Brief A:
Answer these questions from the text on the Walker organ firm:
(i) To whom was Joseph William Walker an apprentice?
(ii) In what year did Walker receive the order for the three-manual instrument at Romsey Abbey?
(iii) Which concert organ at the Crystal Palace did Walker rebuild?
Brief B: From the text on the Walker organ firm, write out the passage between "J. W. Walker" and "build organs today.", inclusive.

Text shown:
J. W. Walker & Sons Ltd is a British firm of organ builders established in 1828 by Joseph William Walker in London. Walker organs were popular additions to churches during the Gothic Revival era of church building and restoration in Victorian Britain, and instruments built by Walker are found in many churches around the UK and in other countries. The firm continues to build organs today.

History

Joseph William Walker
The firm was founded by Joseph William Walker (1802–1870), an apprentice to George Pike England. Walker established his own organ-building business in Soho, London in 1828, and moved later to Francis Street off Tottenham Court Road.

Notable initially for pleasing small church and barrel organs, Walker achieved a breakthrough with the order for a large three-manual instrument at Romsey Abbey, Hampshire in 1858, including a thirty-two foot Pedal Open Wood. This instrument was in 2007 substantially in its original state, a recent renovation confirming its outstanding musical qualities.

Walker died in 1870, and his youngest and only surviving son, James John Walker, took over the firm.

James John Walker
Arguably, the heyday of the company occurred towards the end of the nineteenth century under the leadership of James John Walker (1846–1922), the youngest and only surviving son of Joseph William. The company developed a reputation in the 1890s for excellence in massive diapason voicing using scales and pressures for flue work greater than those used by Hill or Willis. The effect was rolling and magnificent. Notable instruments included those in London at Holy Trinity Sloane Street and St Margaret's Westminster; cathedrals at York, Rochester, and Bristol; and the organs at St Mary's, Portsea and St Matthew's, Northampton. Walker also later rebuilt the Gray & Davison concert organ at the Crystal Palace, increasing its power to carry across the vast space of the central transept. The sequence of church instruments continued into the twentieth century, including the large instrument at the Roman Catholic church of The Sacred Heart, Wimbledon, built in 1912.

Data extract:
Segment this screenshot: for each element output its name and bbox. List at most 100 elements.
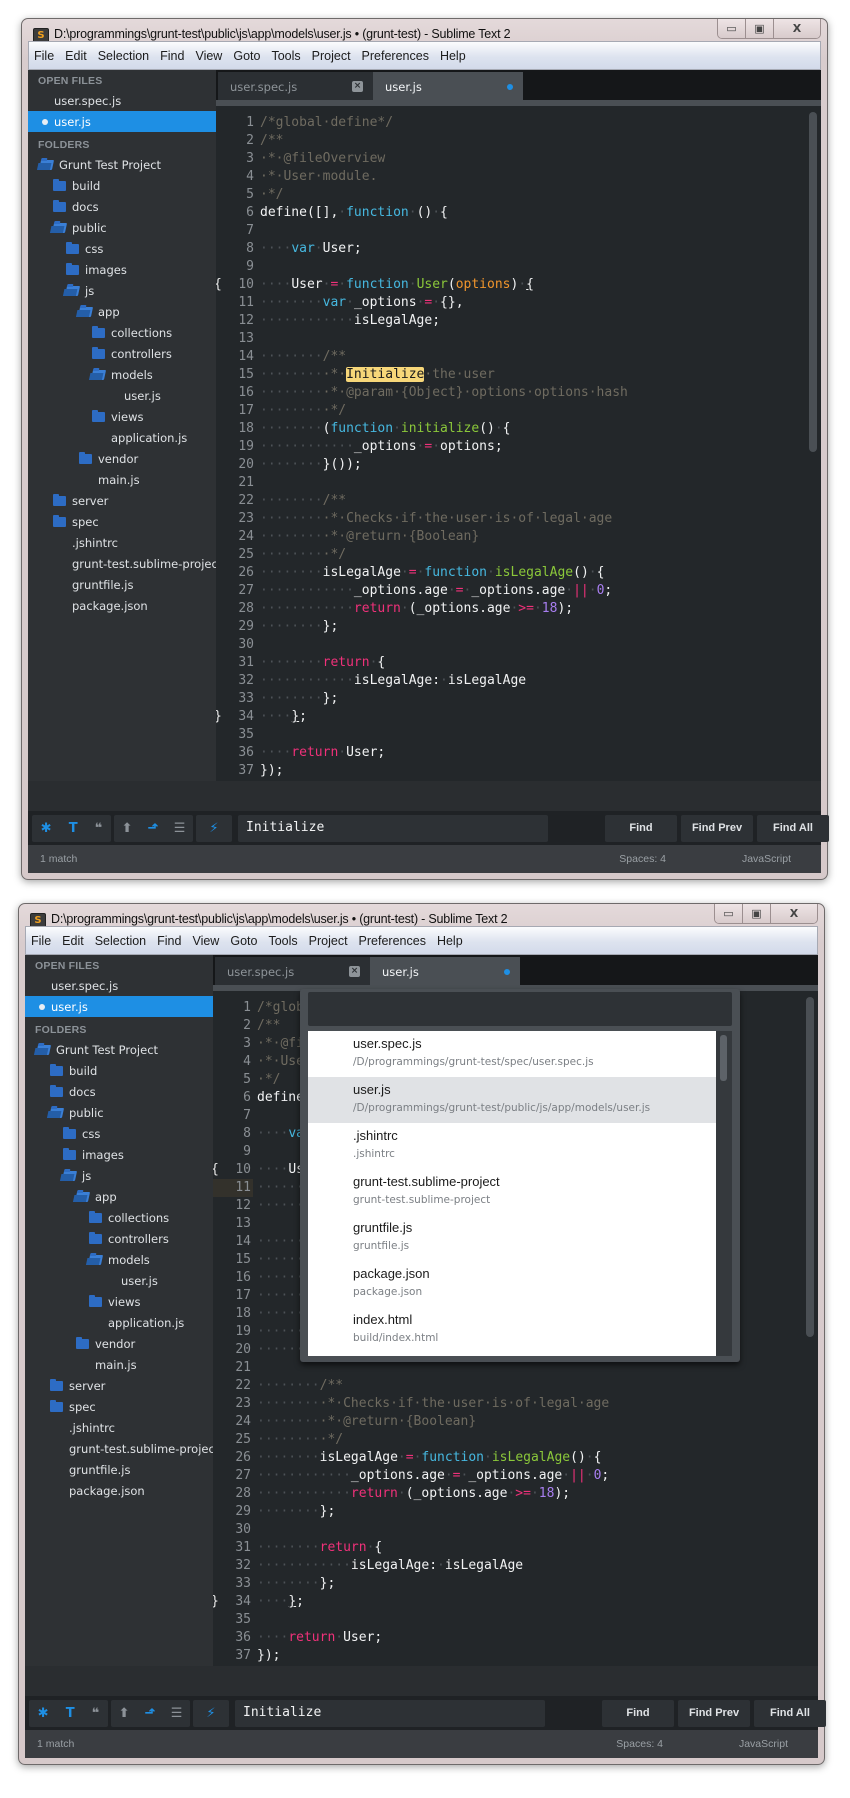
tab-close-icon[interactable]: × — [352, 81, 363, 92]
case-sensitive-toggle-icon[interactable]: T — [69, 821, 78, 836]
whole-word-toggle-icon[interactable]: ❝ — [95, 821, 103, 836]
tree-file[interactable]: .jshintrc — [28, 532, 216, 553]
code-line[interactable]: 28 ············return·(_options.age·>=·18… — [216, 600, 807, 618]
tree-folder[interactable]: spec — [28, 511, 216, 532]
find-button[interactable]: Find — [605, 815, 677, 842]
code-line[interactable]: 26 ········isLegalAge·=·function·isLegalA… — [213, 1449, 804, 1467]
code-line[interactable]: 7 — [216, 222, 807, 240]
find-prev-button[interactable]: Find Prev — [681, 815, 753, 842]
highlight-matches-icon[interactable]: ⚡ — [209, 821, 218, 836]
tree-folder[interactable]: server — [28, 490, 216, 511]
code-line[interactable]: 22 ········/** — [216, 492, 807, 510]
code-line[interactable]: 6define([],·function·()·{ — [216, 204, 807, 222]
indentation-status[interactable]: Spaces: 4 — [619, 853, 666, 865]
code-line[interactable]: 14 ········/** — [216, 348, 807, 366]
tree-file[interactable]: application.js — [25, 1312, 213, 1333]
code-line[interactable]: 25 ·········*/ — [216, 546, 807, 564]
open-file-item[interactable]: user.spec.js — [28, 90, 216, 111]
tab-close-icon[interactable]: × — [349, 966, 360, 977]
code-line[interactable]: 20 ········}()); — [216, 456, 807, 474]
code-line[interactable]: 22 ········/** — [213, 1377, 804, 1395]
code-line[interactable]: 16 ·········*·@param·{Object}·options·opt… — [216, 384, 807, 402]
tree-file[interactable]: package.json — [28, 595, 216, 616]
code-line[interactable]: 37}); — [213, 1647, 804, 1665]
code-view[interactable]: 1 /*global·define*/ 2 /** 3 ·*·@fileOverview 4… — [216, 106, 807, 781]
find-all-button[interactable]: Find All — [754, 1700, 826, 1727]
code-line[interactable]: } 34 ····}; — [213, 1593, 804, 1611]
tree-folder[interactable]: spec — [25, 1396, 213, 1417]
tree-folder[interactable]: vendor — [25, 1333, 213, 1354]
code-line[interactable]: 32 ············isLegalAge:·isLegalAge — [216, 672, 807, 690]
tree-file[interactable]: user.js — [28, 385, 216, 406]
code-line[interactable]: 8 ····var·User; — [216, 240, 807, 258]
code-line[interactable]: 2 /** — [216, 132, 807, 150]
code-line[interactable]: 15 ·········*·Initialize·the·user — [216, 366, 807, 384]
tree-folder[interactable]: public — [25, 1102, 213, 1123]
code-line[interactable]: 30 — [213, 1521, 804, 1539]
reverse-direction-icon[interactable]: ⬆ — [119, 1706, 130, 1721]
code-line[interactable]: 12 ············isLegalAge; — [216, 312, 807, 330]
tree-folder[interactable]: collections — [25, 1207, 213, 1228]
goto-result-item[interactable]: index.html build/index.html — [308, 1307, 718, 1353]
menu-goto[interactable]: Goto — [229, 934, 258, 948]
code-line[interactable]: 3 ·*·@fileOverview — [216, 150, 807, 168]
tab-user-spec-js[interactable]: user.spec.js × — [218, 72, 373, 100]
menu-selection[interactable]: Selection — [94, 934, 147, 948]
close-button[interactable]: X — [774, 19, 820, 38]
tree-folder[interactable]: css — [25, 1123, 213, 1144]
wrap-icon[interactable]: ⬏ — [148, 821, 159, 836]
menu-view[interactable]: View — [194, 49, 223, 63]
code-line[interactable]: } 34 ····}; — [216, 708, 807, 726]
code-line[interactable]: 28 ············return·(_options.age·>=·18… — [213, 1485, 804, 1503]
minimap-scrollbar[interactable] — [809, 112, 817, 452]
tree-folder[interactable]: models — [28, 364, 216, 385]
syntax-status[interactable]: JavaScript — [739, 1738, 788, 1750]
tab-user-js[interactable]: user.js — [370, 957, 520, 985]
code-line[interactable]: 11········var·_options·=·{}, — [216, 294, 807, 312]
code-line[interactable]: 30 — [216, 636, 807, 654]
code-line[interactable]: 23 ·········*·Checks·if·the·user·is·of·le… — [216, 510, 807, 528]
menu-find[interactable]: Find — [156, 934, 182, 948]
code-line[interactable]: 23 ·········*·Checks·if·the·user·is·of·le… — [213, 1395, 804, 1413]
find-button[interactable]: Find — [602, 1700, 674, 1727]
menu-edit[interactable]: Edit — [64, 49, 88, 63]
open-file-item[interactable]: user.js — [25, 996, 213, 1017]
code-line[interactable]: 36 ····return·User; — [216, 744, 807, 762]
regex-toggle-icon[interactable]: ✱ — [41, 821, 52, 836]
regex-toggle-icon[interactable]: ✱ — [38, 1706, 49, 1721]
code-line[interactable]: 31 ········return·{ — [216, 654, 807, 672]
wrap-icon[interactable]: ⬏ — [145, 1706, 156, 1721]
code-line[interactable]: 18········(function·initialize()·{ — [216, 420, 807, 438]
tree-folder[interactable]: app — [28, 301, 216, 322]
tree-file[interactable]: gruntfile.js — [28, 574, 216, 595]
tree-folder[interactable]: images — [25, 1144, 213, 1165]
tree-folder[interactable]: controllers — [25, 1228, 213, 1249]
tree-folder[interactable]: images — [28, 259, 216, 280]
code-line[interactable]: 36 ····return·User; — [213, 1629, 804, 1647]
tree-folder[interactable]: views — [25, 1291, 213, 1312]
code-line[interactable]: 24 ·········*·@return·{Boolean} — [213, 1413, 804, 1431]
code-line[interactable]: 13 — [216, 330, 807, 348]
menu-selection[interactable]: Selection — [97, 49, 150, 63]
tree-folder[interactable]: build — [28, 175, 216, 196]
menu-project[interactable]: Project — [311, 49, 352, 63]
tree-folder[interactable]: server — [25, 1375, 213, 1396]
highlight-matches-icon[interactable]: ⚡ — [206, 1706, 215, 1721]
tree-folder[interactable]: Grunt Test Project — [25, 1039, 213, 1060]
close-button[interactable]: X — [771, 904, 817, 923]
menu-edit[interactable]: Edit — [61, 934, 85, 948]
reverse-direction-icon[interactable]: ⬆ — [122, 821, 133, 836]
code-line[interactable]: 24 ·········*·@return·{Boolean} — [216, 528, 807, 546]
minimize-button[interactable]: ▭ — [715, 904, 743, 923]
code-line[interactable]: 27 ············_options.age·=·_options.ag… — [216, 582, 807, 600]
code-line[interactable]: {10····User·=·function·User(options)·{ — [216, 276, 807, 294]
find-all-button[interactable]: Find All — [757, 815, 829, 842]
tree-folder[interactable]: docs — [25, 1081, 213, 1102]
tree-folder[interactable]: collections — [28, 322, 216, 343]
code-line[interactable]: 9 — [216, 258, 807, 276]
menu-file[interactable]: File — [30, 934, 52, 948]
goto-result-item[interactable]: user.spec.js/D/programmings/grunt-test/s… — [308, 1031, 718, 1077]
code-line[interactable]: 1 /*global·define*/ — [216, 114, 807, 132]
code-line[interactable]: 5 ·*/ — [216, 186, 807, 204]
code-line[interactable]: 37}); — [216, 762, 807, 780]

Task result A:
(i) George Pike England
(ii) 1858
(iii) The Gray & Davison concert organ

Task result B:
J. W. Walker & Sons Ltd is a British firm of organ builders established in 1828 by Joseph William Walker in London. Walker organs were popular additions to churches during the Gothic Revival era of church building and restoration in Victorian Britain, and instruments built by Walker are found in many churches around the UK and in other countries. The firm continues to build organs today.